> _Set problem_
Lines containing the word "type" should be extracted in full.

> _Given data_
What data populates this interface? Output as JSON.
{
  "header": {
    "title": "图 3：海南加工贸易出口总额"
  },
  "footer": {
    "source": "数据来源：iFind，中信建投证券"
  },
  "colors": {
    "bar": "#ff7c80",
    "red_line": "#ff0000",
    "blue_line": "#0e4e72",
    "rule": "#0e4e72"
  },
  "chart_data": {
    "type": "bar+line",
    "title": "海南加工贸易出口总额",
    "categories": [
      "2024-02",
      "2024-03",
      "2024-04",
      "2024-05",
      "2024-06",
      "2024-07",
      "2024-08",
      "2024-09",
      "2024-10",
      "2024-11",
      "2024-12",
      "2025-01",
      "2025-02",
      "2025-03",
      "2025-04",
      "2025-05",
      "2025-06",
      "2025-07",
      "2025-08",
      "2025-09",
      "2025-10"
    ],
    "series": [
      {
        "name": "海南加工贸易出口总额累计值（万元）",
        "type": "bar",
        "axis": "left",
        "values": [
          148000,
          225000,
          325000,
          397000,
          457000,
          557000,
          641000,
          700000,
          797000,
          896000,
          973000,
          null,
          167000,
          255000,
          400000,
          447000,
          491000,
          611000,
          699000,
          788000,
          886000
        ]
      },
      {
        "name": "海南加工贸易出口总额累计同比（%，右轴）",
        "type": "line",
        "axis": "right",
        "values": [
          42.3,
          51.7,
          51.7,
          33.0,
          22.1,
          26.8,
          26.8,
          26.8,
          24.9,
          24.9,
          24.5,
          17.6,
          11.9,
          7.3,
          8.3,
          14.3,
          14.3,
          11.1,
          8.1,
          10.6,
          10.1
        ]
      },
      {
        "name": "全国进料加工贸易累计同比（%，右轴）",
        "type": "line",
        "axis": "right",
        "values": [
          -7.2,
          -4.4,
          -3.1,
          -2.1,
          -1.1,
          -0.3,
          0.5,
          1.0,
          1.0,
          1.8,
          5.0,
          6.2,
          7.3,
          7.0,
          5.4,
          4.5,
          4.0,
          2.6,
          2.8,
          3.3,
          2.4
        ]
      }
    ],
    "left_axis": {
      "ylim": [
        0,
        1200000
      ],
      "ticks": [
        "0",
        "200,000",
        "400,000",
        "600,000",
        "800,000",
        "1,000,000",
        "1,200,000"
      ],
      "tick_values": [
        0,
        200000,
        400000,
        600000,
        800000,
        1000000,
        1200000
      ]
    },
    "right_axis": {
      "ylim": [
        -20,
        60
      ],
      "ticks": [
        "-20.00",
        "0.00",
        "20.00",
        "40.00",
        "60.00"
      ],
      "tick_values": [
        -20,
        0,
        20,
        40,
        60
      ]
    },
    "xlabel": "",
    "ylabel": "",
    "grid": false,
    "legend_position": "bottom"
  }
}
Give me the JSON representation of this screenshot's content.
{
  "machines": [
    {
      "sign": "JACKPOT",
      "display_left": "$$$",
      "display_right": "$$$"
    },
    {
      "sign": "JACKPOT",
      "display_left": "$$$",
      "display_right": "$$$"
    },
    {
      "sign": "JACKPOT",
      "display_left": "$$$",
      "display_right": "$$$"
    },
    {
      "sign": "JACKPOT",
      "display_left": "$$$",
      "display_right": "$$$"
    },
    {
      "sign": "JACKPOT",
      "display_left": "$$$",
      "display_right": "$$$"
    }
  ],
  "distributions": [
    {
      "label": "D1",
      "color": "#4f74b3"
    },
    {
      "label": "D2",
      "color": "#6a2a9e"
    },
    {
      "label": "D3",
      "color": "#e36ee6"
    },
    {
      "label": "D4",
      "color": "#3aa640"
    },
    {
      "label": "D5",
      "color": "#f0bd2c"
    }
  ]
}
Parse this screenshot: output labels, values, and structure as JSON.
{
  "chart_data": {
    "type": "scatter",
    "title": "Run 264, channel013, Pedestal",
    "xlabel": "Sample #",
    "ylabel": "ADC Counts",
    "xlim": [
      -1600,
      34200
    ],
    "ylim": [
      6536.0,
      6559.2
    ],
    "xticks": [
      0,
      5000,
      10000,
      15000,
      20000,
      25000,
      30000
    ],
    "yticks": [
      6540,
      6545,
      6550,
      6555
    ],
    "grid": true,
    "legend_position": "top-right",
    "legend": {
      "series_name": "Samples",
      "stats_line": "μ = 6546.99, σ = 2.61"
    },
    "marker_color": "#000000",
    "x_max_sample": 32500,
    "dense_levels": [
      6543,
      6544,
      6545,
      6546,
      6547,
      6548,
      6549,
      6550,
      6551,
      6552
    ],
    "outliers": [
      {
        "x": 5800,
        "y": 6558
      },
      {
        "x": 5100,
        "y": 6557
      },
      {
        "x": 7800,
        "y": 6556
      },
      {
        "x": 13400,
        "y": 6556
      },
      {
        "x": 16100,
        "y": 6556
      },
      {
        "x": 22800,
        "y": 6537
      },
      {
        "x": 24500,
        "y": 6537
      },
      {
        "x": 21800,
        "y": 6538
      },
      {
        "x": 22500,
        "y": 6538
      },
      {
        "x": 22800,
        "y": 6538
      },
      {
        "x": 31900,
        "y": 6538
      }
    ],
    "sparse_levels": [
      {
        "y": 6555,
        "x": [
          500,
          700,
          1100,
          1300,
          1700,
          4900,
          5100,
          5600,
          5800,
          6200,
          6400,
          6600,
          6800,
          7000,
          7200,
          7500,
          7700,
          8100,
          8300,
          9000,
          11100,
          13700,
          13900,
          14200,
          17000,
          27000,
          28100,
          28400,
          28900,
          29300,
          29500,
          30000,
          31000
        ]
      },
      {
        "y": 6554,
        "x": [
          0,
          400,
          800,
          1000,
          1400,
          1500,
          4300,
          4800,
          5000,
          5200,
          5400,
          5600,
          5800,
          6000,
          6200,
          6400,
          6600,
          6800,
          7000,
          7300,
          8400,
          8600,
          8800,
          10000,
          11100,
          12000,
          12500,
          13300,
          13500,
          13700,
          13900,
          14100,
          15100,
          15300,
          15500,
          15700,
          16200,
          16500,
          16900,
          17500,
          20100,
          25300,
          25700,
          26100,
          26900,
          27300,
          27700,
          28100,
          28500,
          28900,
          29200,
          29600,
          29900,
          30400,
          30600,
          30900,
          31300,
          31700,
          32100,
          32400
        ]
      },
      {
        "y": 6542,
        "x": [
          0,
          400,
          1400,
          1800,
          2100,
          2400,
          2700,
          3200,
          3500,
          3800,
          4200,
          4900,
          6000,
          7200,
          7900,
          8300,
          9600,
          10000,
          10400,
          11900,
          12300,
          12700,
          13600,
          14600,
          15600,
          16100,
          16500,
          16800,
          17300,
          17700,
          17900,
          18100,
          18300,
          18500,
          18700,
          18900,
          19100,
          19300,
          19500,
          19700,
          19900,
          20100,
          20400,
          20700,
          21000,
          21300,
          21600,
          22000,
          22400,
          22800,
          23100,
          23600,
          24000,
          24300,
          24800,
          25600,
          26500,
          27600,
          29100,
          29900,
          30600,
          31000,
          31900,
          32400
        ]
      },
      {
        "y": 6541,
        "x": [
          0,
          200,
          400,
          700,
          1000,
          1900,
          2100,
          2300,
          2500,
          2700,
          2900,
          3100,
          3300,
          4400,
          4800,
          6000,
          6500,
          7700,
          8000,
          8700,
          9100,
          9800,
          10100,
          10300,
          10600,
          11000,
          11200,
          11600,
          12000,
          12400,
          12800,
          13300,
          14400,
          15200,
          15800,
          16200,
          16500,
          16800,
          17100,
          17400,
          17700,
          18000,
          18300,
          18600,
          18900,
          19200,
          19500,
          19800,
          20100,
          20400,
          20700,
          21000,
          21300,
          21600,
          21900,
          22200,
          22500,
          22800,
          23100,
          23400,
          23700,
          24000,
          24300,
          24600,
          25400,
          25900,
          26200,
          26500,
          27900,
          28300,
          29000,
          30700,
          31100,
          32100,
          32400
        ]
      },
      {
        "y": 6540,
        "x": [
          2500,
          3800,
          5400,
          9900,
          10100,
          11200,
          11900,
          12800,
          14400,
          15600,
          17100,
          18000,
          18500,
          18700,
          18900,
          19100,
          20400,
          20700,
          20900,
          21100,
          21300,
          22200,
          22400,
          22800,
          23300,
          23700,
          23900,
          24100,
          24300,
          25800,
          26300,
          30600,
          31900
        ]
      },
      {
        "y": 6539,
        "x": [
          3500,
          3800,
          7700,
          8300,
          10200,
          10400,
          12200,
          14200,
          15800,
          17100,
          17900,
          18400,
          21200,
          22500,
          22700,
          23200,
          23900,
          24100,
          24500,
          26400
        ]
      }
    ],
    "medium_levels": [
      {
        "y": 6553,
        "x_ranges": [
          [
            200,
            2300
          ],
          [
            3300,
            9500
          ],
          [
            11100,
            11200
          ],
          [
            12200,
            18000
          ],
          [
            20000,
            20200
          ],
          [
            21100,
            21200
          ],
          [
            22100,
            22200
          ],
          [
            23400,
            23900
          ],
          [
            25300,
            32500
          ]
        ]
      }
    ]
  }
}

> _Result of the exercise_
    "type": "bar+line",
        "type": "bar",
        "type": "line",
        "type": "line",
    "type": "scatter",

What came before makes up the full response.